Direction -
Copy everything from the start of the listing down through the line containing "144, 98, 159]", but switch "Predicted" to "Estimated" and leave the rest unchanged.

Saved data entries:
______________________________

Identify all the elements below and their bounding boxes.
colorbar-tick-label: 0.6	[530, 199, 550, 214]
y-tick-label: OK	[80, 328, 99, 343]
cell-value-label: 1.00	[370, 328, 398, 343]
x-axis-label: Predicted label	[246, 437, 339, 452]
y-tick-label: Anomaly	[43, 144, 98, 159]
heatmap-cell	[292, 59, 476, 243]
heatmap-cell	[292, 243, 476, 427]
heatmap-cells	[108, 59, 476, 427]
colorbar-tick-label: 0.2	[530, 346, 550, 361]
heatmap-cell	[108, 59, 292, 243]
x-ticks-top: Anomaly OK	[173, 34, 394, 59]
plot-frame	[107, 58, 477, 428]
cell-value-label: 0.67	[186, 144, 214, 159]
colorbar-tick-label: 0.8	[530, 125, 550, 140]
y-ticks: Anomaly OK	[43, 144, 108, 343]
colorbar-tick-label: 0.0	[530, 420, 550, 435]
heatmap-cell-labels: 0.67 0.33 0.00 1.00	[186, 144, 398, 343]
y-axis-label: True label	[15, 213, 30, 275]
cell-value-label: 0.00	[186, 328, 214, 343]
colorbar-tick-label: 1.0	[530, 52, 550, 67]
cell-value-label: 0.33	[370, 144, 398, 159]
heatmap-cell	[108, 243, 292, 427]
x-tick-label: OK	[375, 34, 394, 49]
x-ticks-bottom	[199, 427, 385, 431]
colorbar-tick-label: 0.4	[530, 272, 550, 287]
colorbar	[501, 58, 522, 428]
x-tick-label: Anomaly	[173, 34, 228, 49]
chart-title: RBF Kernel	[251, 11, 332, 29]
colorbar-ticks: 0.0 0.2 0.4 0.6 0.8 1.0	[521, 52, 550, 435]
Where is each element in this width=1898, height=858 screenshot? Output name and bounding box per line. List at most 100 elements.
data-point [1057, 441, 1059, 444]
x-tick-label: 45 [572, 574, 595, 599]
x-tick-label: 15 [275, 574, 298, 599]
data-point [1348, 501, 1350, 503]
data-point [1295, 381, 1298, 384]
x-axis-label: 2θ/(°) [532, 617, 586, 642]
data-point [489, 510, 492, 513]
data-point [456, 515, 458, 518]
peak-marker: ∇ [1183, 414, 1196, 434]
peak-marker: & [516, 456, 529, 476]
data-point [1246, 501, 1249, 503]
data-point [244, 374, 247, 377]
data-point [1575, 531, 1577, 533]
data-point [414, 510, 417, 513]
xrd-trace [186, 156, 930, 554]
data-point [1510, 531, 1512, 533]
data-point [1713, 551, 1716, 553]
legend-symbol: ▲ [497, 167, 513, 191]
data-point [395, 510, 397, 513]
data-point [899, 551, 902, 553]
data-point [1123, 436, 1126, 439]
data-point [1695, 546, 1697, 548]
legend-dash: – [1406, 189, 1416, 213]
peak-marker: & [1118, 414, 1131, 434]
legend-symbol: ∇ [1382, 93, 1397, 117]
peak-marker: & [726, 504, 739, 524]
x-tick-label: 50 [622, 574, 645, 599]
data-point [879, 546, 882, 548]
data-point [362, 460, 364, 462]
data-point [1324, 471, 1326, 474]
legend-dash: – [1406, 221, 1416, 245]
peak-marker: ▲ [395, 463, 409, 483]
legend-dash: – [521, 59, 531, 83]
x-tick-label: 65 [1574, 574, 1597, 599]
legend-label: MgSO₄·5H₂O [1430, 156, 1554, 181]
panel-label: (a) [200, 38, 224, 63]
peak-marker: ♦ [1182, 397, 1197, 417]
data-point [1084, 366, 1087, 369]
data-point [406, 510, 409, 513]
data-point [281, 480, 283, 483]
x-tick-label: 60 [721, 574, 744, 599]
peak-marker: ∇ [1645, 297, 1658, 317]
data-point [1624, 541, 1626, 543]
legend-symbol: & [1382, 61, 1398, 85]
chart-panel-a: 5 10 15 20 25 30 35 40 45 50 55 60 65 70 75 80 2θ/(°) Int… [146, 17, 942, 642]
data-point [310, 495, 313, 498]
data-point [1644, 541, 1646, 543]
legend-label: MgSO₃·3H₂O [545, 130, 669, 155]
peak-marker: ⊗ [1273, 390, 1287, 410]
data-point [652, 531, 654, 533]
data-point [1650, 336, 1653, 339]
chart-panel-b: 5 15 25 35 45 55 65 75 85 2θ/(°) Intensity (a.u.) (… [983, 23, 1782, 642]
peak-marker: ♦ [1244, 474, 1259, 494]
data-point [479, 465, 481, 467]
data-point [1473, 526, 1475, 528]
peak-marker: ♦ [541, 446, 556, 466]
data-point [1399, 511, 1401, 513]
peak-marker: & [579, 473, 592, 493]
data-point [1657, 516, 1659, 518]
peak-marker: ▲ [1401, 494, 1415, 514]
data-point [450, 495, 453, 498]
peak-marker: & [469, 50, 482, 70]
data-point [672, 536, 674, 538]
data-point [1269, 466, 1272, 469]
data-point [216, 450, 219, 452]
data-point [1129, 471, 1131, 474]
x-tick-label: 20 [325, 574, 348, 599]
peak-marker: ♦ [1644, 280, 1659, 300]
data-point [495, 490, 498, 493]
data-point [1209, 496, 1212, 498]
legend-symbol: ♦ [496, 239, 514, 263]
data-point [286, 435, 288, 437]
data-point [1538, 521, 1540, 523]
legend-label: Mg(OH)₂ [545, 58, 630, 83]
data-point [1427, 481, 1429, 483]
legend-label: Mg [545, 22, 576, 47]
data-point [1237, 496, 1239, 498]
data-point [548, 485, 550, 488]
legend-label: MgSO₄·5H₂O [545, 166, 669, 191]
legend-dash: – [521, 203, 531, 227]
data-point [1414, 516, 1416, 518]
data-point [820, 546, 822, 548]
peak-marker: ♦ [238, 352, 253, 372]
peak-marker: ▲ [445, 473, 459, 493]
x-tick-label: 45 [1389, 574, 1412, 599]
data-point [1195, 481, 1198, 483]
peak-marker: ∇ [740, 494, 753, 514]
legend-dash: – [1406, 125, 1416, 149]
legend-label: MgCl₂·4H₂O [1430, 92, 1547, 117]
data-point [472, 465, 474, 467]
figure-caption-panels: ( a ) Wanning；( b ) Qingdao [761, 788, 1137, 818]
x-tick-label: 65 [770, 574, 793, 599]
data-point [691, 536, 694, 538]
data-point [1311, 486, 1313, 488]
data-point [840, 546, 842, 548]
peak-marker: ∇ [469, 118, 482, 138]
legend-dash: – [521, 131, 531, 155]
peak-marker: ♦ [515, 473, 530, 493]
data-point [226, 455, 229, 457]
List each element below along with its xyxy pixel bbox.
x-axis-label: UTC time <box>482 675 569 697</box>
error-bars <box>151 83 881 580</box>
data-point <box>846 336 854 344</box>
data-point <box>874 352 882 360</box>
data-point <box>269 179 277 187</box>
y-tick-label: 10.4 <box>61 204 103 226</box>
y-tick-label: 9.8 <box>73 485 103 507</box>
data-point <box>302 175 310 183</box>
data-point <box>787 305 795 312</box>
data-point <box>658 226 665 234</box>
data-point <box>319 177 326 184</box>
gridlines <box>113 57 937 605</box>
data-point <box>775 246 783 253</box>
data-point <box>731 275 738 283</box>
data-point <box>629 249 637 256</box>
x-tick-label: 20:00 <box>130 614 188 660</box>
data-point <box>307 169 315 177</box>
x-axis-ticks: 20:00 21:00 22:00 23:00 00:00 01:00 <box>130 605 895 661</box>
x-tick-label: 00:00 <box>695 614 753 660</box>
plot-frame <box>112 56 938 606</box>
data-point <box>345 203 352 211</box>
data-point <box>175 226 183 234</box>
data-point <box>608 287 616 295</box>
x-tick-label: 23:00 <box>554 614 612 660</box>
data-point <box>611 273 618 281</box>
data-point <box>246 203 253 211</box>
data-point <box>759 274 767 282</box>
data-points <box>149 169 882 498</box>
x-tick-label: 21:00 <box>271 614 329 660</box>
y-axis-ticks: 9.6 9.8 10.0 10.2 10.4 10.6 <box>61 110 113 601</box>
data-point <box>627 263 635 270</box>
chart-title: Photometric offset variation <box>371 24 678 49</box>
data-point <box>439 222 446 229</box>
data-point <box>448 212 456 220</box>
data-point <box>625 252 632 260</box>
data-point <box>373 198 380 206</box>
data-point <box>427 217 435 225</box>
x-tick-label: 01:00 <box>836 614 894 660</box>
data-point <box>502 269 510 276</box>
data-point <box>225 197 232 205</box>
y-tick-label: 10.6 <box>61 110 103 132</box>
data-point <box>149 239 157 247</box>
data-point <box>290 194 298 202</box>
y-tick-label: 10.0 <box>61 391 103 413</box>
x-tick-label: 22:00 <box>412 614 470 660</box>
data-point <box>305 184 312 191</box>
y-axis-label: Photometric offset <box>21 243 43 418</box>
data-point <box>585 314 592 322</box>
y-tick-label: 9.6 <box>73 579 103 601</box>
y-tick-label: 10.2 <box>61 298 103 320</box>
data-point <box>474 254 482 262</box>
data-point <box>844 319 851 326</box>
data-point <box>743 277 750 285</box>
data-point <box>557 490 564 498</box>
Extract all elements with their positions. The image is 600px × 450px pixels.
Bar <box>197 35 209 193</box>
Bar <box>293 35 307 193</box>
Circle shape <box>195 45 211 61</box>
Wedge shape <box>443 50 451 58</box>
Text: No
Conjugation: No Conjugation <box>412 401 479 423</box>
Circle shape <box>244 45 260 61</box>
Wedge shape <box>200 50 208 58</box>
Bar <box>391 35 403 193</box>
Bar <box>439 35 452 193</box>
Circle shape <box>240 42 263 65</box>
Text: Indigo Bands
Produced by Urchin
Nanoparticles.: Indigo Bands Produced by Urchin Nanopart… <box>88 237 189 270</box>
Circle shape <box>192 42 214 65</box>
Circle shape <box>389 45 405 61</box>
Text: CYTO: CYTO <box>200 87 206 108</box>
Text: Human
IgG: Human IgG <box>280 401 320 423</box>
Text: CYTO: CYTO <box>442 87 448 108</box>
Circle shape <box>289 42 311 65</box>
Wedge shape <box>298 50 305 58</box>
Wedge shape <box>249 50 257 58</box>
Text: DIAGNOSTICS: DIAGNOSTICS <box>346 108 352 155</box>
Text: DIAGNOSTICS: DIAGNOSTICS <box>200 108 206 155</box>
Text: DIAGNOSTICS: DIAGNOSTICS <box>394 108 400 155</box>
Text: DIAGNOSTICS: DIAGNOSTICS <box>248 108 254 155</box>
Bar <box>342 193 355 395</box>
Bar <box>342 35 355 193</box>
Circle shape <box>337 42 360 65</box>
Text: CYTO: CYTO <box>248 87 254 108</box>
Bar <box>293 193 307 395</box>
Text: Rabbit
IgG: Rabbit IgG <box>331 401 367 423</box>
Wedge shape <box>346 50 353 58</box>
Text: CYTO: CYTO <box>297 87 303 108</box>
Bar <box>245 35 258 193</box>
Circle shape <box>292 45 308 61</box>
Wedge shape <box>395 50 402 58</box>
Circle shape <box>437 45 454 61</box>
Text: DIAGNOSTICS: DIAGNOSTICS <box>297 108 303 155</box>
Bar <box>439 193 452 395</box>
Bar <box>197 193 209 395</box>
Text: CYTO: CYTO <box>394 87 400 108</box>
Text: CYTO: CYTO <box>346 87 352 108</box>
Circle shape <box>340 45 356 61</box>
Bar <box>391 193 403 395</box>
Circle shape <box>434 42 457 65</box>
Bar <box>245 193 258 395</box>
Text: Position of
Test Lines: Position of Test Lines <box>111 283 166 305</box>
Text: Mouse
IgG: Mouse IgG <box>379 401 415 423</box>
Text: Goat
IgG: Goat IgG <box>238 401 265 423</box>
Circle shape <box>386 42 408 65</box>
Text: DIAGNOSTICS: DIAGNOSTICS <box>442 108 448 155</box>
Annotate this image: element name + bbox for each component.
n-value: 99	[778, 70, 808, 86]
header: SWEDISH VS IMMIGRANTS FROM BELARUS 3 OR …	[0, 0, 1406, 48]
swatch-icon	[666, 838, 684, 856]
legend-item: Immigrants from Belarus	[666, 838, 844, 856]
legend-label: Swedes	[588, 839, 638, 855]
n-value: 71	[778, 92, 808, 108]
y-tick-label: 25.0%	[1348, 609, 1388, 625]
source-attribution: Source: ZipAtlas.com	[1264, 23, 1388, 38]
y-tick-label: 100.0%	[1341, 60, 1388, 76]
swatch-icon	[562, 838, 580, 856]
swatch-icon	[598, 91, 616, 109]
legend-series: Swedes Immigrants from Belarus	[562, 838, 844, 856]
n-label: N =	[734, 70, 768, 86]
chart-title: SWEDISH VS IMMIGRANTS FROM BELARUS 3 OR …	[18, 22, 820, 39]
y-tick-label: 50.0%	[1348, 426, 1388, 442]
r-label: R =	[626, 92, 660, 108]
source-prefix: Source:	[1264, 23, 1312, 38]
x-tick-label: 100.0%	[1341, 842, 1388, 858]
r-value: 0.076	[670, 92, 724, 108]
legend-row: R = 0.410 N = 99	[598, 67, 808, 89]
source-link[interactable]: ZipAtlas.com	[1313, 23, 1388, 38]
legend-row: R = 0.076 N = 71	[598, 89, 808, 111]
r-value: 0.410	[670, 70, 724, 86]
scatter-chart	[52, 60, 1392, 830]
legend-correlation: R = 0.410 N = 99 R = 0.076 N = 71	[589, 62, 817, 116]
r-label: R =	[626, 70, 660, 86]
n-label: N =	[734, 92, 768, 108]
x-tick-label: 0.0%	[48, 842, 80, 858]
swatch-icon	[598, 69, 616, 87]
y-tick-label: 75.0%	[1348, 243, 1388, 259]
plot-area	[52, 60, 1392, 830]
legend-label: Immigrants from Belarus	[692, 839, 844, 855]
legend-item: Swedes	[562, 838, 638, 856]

______________________________

Solution to this problem -
Identify all the elements below and their bounding boxes.
colorbar-tick-label: 0.6	[530, 199, 550, 214]
y-tick-label: OK	[80, 328, 99, 343]
cell-value-label: 1.00	[370, 328, 398, 343]
x-axis-label: Estimated label	[246, 437, 339, 452]
y-tick-label: Anomaly	[43, 144, 98, 159]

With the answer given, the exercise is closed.